GIVEN PROBLEM: Below is a listing to transcribe in full and exactly; keep the pictures out.

INPUT FOR THIS TASK:
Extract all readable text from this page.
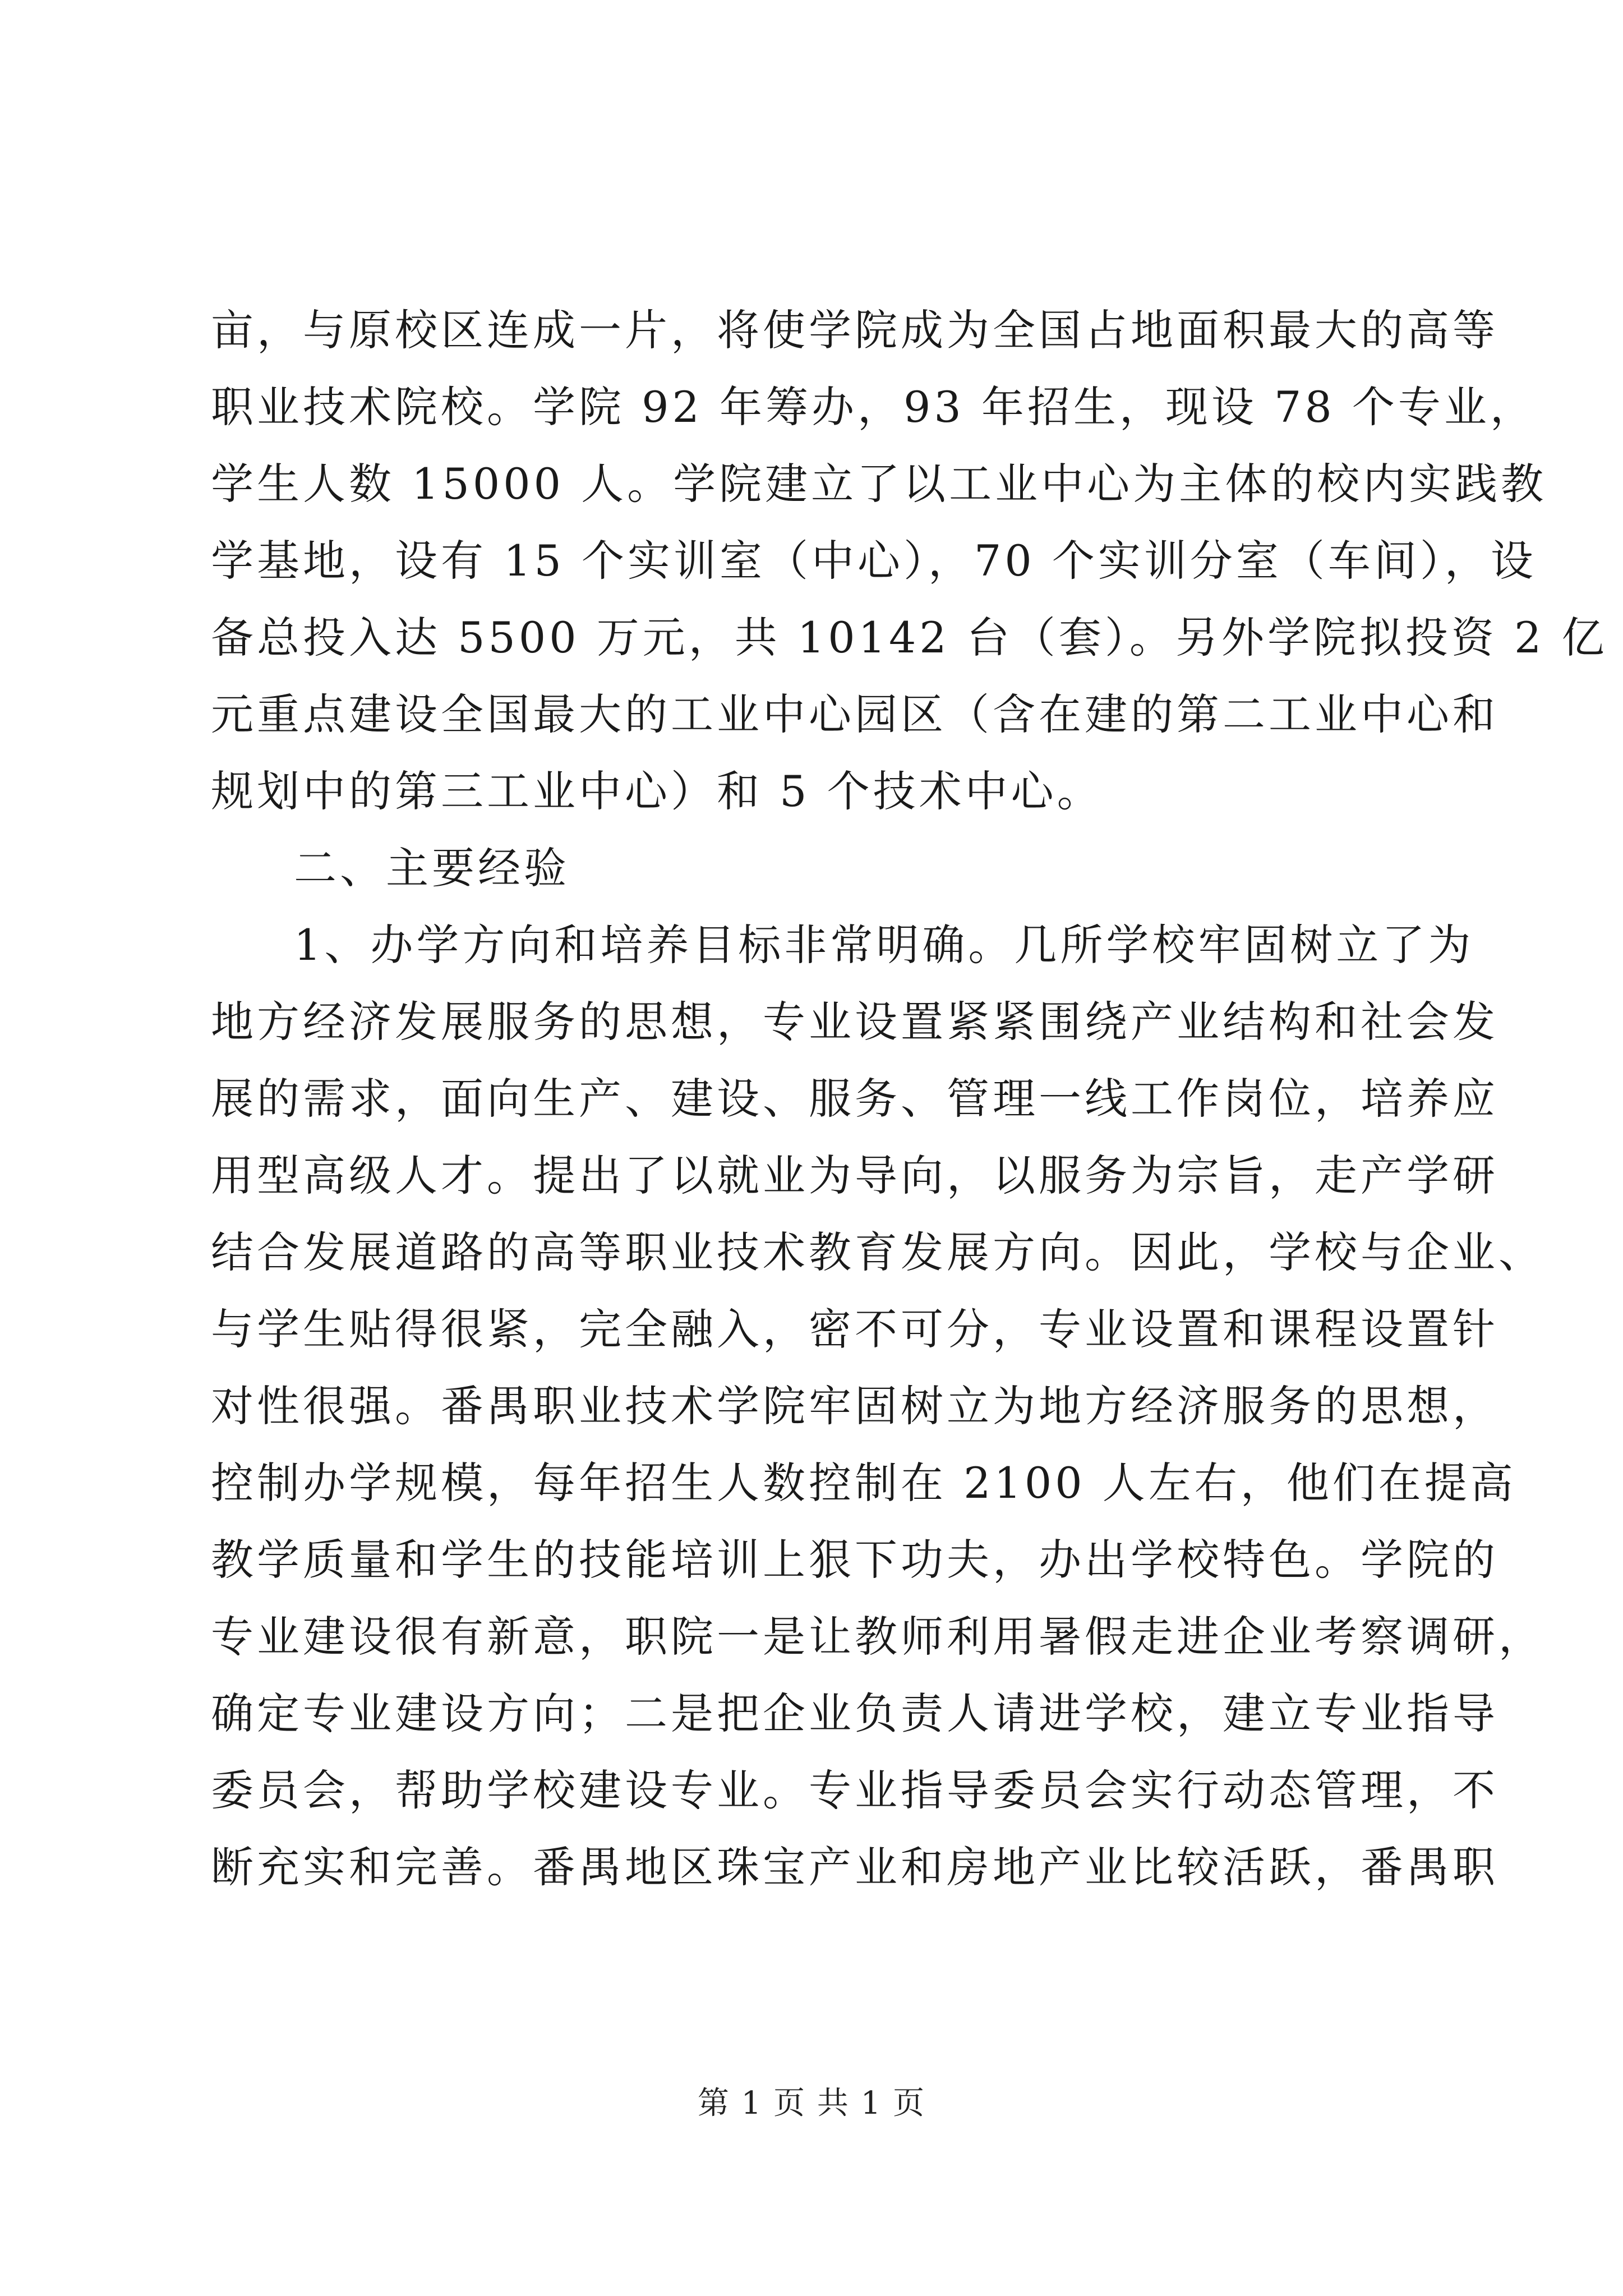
亩，与原校区连成一片，将使学院成为全国占地面积最大的高等
职业技术院校。学院 92 年筹办，93 年招生，现设 78 个专业，
学生人数 15000 人。学院建立了以工业中心为主体的校内实践教
学基地，设有 15 个实训室（中心），70 个实训分室（车间），设
备总投入达 5500 万元，共 10142 台（套）。另外学院拟投资 2 亿
元重点建设全国最大的工业中心园区（含在建的第二工业中心和
规划中的第三工业中心）和 5 个技术中心。
二、主要经验
1、办学方向和培养目标非常明确。几所学校牢固树立了为
地方经济发展服务的思想，专业设置紧紧围绕产业结构和社会发
展的需求，面向生产、建设、服务、管理一线工作岗位，培养应
用型高级人才。提出了以就业为导向，以服务为宗旨，走产学研
结合发展道路的高等职业技术教育发展方向。因此，学校与企业、
与学生贴得很紧，完全融入，密不可分，专业设置和课程设置针
对性很强。番禺职业技术学院牢固树立为地方经济服务的思想，
控制办学规模，每年招生人数控制在 2100 人左右，他们在提高
教学质量和学生的技能培训上狠下功夫，办出学校特色。学院的
专业建设很有新意，职院一是让教师利用暑假走进企业考察调研，
确定专业建设方向；二是把企业负责人请进学校，建立专业指导
委员会，帮助学校建设专业。专业指导委员会实行动态管理，不
断充实和完善。番禺地区珠宝产业和房地产业比较活跃，番禺职
第 1 页 共 1 页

OUTPUT:
Extract all readable text from this page.
亩，与原校区连成一片，将使学院成为全国占地面积最大的高等
职业技术院校。学院 92 年筹办，93 年招生，现设 78 个专业，
学生人数 15000 人。学院建立了以工业中心为主体的校内实践教
学基地，设有 15 个实训室（中心），70 个实训分室（车间），设
备总投入达 5500 万元，共 10142 台（套）。另外学院拟投资 2 亿
元重点建设全国最大的工业中心园区（含在建的第二工业中心和
规划中的第三工业中心）和 5 个技术中心。
二、主要经验
1、办学方向和培养目标非常明确。几所学校牢固树立了为
地方经济发展服务的思想，专业设置紧紧围绕产业结构和社会发
展的需求，面向生产、建设、服务、管理一线工作岗位，培养应
用型高级人才。提出了以就业为导向，以服务为宗旨，走产学研
结合发展道路的高等职业技术教育发展方向。因此，学校与企业、
与学生贴得很紧，完全融入，密不可分，专业设置和课程设置针
对性很强。番禺职业技术学院牢固树立为地方经济服务的思想，
控制办学规模，每年招生人数控制在 2100 人左右，他们在提高
教学质量和学生的技能培训上狠下功夫，办出学校特色。学院的
专业建设很有新意，职院一是让教师利用暑假走进企业考察调研，
确定专业建设方向；二是把企业负责人请进学校，建立专业指导
委员会，帮助学校建设专业。专业指导委员会实行动态管理，不
断充实和完善。番禺地区珠宝产业和房地产业比较活跃，番禺职
第 1 页 共 1 页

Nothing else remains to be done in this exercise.